Records that describe figures
◆ ◆ ◆ ◆ ◆

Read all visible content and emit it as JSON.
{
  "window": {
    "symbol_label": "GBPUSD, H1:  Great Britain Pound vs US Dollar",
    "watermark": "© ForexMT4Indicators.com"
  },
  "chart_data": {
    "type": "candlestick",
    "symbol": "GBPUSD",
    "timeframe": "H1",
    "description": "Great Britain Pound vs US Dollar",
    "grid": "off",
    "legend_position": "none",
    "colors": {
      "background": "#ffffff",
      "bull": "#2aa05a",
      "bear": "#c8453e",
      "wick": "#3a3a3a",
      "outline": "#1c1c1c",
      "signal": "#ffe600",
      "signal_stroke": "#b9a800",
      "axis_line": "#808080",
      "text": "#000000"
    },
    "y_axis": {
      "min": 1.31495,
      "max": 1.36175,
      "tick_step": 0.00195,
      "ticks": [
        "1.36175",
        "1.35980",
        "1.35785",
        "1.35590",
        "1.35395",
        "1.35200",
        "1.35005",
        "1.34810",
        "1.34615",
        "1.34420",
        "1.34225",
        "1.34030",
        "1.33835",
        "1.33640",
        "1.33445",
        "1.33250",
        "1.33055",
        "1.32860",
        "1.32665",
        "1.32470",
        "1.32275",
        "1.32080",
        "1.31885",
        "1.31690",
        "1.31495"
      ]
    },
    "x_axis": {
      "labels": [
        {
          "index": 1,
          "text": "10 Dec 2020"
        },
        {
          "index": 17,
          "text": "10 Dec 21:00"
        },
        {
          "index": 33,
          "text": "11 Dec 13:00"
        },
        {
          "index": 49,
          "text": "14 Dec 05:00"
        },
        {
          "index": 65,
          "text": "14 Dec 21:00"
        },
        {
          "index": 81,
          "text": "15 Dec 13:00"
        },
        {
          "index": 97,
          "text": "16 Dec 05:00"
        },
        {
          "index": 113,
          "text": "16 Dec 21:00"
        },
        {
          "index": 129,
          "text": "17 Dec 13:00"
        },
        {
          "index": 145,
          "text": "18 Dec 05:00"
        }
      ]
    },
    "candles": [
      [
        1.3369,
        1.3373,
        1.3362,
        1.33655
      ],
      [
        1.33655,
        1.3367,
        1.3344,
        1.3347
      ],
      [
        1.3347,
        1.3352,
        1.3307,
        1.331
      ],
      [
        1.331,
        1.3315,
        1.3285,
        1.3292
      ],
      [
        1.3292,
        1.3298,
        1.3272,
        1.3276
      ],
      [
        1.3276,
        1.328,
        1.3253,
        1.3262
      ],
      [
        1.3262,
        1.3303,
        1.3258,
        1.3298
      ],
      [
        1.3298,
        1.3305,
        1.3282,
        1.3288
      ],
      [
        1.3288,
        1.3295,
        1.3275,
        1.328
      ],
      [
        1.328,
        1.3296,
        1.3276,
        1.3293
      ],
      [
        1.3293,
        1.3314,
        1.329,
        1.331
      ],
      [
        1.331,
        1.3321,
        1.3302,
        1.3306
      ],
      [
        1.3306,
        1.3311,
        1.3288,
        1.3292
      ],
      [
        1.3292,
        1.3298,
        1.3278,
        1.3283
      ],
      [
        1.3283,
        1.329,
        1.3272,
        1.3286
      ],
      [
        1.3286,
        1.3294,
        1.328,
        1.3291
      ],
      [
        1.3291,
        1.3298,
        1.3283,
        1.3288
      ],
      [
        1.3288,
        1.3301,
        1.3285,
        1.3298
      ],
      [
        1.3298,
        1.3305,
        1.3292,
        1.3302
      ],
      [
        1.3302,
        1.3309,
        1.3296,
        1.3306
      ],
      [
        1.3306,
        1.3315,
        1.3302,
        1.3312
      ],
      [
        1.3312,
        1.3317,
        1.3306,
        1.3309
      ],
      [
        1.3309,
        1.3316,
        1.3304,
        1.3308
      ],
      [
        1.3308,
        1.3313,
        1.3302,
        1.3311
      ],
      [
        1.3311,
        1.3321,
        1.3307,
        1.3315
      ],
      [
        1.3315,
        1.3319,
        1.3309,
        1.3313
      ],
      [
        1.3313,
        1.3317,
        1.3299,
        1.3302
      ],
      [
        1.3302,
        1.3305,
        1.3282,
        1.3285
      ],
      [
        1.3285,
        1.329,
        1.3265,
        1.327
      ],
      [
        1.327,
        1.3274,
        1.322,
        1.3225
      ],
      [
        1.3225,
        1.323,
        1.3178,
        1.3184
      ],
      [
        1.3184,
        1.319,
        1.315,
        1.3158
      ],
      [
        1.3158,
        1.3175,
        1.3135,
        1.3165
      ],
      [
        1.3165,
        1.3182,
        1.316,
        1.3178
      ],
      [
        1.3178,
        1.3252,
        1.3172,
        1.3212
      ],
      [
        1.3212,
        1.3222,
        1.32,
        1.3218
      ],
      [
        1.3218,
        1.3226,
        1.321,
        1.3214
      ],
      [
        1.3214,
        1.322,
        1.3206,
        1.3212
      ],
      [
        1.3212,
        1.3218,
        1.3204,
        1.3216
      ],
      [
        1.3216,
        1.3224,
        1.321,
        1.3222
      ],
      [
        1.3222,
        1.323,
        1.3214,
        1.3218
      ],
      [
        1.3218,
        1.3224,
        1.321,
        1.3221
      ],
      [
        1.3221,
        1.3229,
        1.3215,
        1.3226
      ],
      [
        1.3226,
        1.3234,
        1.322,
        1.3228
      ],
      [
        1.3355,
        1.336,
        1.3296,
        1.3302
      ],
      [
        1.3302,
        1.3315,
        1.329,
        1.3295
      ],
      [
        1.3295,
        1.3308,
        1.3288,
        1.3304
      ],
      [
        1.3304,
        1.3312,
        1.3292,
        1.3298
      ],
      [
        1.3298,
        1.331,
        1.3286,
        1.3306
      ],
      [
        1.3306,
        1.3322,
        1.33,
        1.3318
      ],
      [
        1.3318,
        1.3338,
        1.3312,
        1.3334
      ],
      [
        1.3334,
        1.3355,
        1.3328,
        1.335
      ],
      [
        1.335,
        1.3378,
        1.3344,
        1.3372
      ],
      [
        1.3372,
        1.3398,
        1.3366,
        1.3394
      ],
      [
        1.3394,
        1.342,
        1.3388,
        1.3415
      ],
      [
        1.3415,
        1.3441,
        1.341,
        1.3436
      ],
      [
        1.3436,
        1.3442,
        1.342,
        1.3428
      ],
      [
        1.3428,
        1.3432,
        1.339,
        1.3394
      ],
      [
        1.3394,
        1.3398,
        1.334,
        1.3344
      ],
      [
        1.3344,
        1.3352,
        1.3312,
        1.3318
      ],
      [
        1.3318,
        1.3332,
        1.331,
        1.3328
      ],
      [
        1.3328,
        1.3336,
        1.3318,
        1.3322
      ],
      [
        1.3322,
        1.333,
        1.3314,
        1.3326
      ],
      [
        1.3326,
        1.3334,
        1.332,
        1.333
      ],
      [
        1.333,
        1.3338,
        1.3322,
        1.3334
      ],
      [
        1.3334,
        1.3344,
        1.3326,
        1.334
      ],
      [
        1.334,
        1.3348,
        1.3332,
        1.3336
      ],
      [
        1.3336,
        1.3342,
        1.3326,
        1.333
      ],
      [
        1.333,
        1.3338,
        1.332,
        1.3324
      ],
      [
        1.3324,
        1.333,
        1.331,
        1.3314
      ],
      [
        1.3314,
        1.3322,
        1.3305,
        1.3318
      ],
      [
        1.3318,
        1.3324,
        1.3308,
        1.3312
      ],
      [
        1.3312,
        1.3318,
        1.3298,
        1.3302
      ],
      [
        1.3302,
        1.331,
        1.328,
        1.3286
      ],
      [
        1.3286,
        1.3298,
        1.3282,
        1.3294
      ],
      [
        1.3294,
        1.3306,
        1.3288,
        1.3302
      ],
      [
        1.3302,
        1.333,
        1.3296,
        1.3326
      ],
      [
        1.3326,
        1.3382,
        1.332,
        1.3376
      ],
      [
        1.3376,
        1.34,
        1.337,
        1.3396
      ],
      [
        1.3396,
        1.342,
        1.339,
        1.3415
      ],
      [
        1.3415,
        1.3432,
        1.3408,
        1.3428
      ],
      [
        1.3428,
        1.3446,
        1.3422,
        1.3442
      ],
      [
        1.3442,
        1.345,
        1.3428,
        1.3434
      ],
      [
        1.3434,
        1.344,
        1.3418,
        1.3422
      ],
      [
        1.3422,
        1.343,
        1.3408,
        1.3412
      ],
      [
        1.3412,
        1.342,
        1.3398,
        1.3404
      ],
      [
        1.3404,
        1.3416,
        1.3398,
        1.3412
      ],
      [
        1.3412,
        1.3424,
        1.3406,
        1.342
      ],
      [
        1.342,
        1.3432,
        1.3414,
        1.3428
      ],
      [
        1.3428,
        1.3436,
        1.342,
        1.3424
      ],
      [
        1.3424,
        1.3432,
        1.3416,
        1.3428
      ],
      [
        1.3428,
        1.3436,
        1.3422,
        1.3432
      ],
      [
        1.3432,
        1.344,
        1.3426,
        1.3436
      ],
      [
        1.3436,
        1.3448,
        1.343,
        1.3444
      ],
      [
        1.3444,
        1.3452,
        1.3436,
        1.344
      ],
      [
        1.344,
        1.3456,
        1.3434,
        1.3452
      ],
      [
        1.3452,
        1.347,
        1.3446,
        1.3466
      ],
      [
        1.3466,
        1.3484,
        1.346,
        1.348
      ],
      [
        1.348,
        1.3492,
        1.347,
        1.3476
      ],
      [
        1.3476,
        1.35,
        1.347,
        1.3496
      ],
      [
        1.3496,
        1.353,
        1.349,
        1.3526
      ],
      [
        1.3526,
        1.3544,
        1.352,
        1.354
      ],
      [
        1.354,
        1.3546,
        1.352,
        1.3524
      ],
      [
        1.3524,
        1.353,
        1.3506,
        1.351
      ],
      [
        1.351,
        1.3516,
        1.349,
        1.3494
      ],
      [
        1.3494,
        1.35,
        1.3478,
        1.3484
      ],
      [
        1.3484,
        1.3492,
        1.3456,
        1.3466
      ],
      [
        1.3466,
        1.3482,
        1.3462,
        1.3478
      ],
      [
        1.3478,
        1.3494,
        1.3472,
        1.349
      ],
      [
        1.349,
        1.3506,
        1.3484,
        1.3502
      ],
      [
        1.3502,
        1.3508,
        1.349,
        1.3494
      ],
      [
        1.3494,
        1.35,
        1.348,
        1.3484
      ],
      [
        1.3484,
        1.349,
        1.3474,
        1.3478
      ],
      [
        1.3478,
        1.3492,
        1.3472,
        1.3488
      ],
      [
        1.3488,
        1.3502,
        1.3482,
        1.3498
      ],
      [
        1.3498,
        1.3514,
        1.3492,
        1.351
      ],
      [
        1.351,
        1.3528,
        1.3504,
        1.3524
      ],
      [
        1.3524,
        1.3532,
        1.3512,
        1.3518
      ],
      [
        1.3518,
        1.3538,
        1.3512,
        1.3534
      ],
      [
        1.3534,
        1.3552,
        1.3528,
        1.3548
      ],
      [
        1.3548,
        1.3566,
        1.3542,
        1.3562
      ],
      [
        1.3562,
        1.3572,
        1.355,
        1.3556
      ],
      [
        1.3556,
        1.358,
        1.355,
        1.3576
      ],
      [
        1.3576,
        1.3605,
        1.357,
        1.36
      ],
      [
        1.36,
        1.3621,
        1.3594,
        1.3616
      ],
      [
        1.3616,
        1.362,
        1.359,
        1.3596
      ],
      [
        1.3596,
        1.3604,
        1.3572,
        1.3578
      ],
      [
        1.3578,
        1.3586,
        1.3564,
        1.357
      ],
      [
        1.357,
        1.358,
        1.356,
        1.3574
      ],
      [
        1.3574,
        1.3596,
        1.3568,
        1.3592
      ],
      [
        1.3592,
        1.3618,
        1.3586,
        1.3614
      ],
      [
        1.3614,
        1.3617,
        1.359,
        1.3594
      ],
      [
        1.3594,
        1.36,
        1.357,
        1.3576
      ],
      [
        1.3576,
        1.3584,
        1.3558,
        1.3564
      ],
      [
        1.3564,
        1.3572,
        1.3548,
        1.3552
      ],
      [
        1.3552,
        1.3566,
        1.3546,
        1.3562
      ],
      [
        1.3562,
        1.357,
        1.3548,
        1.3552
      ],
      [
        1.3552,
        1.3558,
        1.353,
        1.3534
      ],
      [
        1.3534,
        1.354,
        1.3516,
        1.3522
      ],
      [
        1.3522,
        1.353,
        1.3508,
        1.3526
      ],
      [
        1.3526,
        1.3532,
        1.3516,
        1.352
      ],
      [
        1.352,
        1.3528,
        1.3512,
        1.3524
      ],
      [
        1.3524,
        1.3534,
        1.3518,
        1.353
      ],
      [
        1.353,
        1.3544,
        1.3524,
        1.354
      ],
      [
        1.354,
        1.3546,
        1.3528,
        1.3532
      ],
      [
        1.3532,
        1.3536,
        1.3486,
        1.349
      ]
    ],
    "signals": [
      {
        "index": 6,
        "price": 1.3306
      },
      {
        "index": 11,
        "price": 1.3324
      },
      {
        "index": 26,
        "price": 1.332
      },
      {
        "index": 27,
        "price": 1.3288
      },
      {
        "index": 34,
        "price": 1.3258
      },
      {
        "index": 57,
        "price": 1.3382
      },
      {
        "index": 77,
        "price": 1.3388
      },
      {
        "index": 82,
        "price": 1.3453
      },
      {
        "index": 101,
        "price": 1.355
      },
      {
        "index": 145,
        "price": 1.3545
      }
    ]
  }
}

◆ ◆ ◆ ◆ ◆

▶ WHAT THIS TASK INVOLVES: Looking at the records above, say how many lines hold the string "price". Write nothing but the number.

▶ SOLUTION FOR THIS EXERCISE: 10